Goal
Locate each line containing the string "usulining" and copy it out.

Provided records
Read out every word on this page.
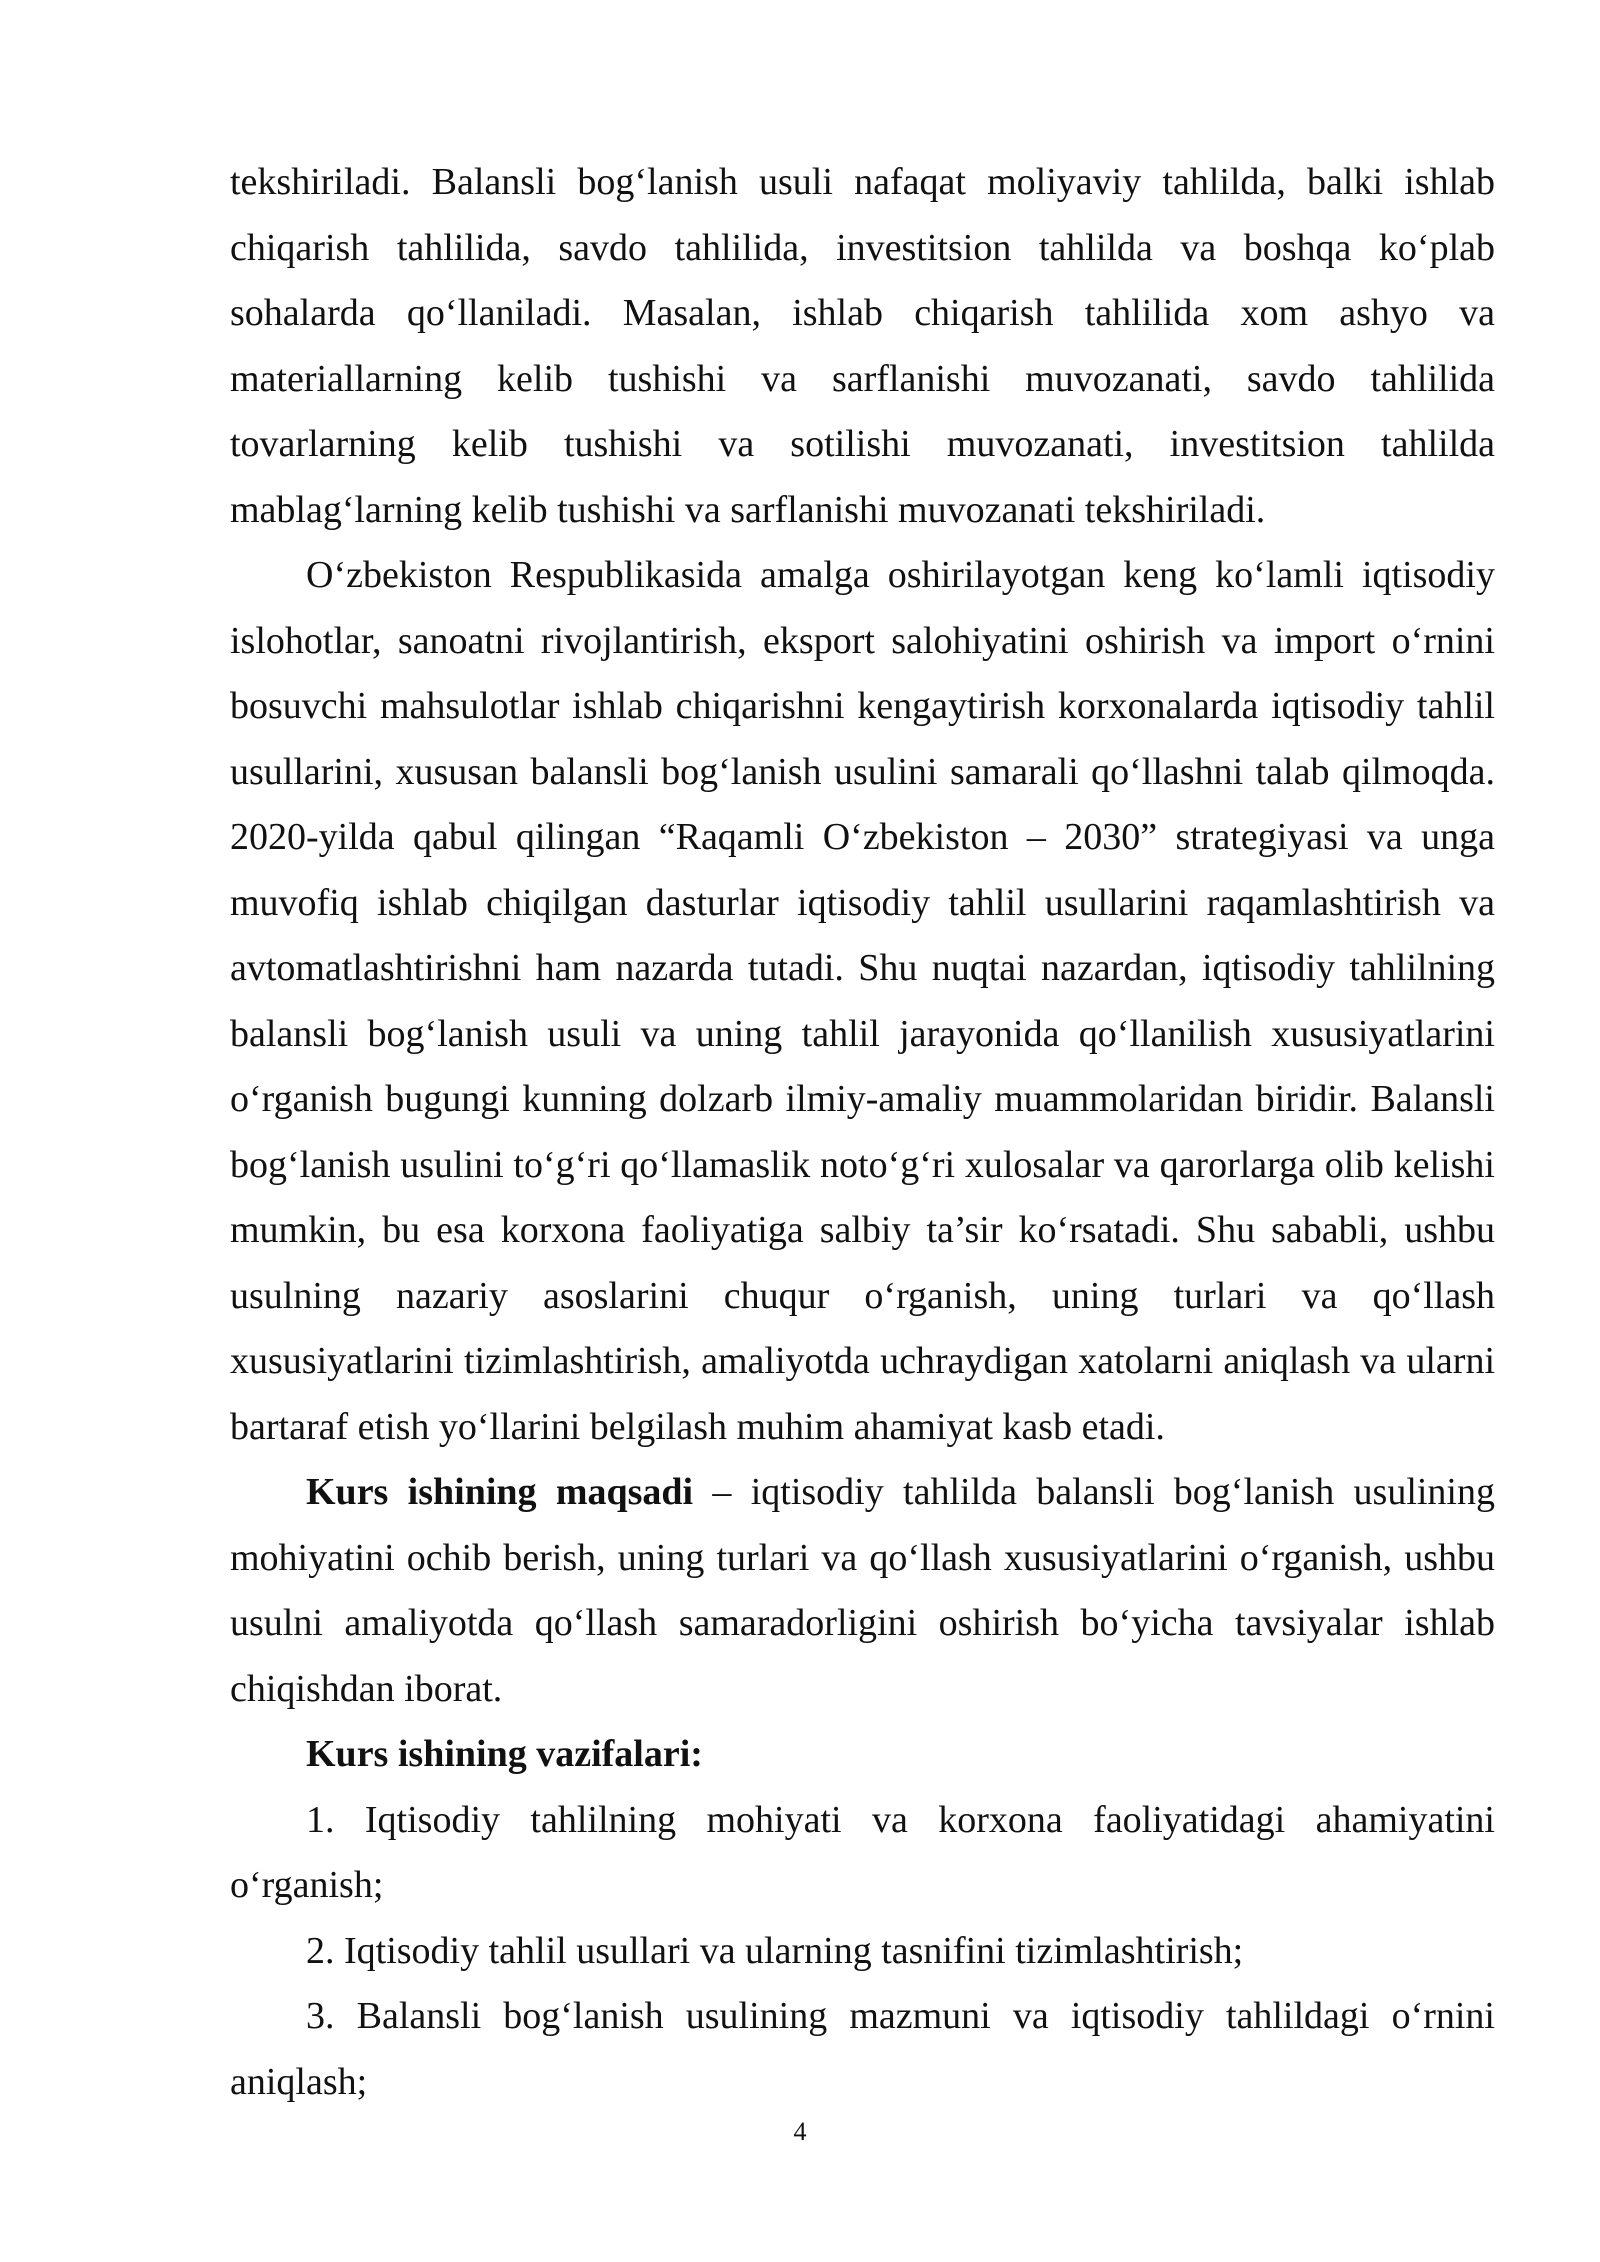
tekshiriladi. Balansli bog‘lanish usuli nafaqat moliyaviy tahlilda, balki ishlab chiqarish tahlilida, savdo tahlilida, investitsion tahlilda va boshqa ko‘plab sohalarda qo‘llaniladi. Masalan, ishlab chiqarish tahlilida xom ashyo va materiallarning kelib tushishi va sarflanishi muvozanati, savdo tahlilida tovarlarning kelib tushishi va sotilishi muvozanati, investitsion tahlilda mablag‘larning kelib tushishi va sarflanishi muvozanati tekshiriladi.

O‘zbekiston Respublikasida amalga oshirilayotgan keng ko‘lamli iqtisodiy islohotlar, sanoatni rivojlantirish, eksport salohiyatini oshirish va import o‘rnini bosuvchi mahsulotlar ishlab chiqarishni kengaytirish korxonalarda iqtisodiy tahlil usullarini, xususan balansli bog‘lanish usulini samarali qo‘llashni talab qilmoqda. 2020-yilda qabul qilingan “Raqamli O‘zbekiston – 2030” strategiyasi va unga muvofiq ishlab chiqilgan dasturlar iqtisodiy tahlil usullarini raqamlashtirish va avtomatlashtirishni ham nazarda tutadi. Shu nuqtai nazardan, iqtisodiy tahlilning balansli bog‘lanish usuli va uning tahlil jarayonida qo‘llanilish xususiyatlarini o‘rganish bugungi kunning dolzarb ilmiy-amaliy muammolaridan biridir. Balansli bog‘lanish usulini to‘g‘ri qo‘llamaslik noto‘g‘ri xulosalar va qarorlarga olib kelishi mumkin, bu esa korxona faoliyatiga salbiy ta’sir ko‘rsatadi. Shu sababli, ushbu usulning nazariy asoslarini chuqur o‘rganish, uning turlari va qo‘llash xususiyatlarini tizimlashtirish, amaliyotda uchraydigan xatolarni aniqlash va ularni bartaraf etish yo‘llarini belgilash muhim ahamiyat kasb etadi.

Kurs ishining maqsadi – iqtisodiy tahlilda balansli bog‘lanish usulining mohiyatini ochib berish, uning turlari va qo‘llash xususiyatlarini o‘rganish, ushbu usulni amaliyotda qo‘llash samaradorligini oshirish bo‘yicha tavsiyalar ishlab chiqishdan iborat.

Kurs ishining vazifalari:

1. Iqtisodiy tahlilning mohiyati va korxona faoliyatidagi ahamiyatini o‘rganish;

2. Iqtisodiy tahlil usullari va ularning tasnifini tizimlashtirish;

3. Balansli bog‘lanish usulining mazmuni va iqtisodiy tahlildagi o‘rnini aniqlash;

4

Reply to the task
Kurs ishining maqsadi – iqtisodiy tahlilda balansli bog‘lanish usulining mohiyatini ochib berish, uning turlari va qo‘llash xususiyatlarini o‘rganish, ushbu usulni amaliyotda qo‘llash samaradorligini oshirish bo‘yicha tavsiyalar ishlab chiqishdan iborat.
3. Balansli bog‘lanish usulining mazmuni va iqtisodiy tahlildagi o‘rnini aniqlash;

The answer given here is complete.